Exercise objective
Check each line below for the word "image", and copy those that have it.
::: Information supplied
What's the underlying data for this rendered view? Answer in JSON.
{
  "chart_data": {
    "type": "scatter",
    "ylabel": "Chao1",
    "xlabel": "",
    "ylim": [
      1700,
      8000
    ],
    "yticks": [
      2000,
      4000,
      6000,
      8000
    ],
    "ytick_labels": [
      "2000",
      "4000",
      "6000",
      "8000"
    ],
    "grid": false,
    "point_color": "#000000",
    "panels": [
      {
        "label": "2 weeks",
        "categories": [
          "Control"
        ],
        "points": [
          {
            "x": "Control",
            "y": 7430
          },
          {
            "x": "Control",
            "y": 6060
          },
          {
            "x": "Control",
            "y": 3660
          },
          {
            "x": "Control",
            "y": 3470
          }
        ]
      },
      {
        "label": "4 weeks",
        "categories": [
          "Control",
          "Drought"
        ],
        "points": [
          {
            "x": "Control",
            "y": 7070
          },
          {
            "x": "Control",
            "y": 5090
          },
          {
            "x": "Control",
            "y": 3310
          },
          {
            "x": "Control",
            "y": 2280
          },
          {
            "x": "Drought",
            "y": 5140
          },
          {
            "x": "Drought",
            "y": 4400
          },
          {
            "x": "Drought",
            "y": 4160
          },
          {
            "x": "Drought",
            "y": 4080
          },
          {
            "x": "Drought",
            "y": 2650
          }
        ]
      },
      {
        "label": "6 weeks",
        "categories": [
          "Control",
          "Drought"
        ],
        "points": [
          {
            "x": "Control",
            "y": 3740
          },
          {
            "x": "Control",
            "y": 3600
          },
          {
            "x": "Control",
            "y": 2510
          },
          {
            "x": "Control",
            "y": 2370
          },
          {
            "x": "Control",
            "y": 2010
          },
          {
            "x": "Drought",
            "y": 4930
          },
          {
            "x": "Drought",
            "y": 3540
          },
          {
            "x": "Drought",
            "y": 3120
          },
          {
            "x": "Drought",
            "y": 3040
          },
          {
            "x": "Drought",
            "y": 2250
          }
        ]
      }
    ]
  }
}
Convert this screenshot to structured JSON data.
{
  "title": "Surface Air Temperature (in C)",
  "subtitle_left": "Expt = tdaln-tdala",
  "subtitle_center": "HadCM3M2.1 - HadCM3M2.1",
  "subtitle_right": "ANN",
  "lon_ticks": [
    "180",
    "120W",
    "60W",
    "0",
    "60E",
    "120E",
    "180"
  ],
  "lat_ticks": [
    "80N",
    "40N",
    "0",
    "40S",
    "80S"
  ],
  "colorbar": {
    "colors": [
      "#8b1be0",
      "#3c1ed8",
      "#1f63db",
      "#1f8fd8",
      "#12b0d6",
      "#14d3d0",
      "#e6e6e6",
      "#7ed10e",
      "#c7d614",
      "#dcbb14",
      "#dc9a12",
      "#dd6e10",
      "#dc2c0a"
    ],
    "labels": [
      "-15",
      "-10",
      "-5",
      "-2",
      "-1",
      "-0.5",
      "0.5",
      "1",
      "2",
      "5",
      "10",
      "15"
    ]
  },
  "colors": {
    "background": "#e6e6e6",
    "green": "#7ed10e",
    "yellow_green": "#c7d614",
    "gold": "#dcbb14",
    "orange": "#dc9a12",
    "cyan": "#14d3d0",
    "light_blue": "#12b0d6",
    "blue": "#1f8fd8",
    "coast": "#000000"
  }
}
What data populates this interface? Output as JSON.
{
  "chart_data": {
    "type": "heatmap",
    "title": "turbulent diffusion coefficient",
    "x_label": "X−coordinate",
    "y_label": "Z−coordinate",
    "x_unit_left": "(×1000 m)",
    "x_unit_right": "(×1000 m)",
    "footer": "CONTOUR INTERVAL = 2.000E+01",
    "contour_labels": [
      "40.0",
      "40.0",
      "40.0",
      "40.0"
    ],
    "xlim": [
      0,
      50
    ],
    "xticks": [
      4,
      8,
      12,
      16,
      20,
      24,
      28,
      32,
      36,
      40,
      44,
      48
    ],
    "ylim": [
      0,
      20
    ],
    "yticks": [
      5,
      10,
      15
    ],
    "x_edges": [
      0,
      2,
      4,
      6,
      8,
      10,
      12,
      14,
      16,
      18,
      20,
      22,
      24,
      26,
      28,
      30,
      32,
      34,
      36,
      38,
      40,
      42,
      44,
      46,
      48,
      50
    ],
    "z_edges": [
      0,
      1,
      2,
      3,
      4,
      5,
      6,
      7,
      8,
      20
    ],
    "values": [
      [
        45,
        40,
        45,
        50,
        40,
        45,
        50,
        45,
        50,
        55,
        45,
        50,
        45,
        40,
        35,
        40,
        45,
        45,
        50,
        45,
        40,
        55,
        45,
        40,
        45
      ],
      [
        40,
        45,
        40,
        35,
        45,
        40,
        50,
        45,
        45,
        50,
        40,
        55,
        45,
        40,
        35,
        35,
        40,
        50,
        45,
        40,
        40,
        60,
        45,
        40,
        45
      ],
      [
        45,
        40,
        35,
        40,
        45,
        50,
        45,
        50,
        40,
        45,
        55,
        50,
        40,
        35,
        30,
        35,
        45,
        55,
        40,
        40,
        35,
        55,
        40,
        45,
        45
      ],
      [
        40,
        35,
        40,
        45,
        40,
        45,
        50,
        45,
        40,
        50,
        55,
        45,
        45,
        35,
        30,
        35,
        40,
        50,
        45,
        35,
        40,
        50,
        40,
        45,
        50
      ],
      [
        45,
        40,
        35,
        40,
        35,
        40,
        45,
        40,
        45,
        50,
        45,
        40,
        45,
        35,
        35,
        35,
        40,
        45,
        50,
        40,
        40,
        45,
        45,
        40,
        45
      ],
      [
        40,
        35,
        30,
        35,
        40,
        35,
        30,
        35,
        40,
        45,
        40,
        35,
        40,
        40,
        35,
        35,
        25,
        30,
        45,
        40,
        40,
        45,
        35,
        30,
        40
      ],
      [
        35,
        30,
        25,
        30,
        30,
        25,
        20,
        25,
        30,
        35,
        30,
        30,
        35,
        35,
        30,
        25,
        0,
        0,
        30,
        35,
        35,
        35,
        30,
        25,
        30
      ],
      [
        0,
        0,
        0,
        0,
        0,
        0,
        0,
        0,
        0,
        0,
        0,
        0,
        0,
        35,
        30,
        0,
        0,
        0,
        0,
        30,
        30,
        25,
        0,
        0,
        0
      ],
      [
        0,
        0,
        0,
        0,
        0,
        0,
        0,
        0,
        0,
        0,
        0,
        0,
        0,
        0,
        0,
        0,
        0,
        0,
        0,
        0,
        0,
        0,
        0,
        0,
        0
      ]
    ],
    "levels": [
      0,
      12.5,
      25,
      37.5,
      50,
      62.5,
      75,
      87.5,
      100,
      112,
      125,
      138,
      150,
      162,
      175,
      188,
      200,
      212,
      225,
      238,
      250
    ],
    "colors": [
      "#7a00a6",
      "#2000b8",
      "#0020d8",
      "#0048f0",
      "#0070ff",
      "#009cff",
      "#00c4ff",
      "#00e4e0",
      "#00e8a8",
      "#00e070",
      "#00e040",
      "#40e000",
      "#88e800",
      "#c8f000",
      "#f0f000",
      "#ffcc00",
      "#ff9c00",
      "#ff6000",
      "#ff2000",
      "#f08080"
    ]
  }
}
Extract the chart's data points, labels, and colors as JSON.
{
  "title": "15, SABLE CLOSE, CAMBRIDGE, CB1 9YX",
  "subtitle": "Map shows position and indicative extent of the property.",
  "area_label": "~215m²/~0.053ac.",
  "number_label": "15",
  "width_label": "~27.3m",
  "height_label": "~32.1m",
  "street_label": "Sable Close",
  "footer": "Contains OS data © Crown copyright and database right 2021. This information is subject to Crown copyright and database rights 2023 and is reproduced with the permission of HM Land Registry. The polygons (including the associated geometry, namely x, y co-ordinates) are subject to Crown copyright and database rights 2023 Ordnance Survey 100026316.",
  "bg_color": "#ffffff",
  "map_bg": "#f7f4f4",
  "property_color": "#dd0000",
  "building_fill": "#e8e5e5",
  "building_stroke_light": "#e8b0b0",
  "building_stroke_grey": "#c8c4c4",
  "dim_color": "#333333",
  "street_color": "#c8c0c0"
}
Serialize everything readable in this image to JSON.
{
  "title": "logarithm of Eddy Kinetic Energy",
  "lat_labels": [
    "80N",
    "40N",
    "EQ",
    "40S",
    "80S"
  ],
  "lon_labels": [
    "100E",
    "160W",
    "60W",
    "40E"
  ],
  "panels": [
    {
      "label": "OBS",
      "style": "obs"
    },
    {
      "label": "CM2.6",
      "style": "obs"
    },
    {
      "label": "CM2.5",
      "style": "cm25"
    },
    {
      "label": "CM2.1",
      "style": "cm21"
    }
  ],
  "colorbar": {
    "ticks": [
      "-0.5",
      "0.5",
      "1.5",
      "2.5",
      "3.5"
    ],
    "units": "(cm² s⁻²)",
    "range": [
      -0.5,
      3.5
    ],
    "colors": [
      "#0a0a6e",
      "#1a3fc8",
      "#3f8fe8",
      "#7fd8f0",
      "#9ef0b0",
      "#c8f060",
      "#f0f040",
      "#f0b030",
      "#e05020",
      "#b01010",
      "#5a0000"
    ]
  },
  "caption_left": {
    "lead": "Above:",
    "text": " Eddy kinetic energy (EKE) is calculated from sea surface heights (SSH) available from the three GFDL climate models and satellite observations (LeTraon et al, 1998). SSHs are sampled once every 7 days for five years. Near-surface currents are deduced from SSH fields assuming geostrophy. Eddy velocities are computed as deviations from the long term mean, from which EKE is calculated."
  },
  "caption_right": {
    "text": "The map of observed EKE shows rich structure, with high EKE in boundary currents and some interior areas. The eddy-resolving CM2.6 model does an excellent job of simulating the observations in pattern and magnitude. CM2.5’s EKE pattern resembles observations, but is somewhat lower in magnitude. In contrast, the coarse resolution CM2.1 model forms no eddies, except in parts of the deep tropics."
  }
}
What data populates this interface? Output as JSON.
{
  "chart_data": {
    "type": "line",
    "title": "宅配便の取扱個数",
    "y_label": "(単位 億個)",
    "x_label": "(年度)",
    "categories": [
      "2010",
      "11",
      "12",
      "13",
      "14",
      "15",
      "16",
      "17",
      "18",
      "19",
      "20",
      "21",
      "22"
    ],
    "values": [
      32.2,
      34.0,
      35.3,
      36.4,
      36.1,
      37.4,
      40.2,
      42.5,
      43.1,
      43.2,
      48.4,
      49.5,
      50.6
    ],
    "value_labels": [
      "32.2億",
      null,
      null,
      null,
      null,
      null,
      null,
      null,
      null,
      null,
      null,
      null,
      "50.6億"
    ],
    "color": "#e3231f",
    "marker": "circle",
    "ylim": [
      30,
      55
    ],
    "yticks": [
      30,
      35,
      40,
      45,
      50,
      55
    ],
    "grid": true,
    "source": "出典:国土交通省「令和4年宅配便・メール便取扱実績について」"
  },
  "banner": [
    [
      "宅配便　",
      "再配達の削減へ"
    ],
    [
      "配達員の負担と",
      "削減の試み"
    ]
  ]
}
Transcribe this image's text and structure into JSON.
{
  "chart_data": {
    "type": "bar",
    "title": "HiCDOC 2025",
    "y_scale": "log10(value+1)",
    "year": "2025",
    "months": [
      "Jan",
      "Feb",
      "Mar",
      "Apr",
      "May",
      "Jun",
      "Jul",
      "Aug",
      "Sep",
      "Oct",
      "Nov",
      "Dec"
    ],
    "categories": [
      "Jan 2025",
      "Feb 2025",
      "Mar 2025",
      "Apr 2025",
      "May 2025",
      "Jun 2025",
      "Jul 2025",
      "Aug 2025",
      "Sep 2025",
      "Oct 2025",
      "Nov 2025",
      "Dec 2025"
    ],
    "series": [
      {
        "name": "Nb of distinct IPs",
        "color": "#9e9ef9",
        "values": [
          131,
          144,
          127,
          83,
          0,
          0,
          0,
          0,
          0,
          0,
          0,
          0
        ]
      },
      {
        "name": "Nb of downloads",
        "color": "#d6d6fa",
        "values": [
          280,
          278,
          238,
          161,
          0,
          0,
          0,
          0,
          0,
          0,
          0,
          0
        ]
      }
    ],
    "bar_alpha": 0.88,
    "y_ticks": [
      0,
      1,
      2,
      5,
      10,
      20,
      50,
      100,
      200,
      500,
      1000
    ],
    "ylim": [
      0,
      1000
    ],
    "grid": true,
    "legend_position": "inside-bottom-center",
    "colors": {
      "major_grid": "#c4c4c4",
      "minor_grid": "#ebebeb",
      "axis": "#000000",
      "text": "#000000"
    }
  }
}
::::::
Solution
Serialize everything readable in this image to JSON.
Transcribe this image's text and structure into JSON.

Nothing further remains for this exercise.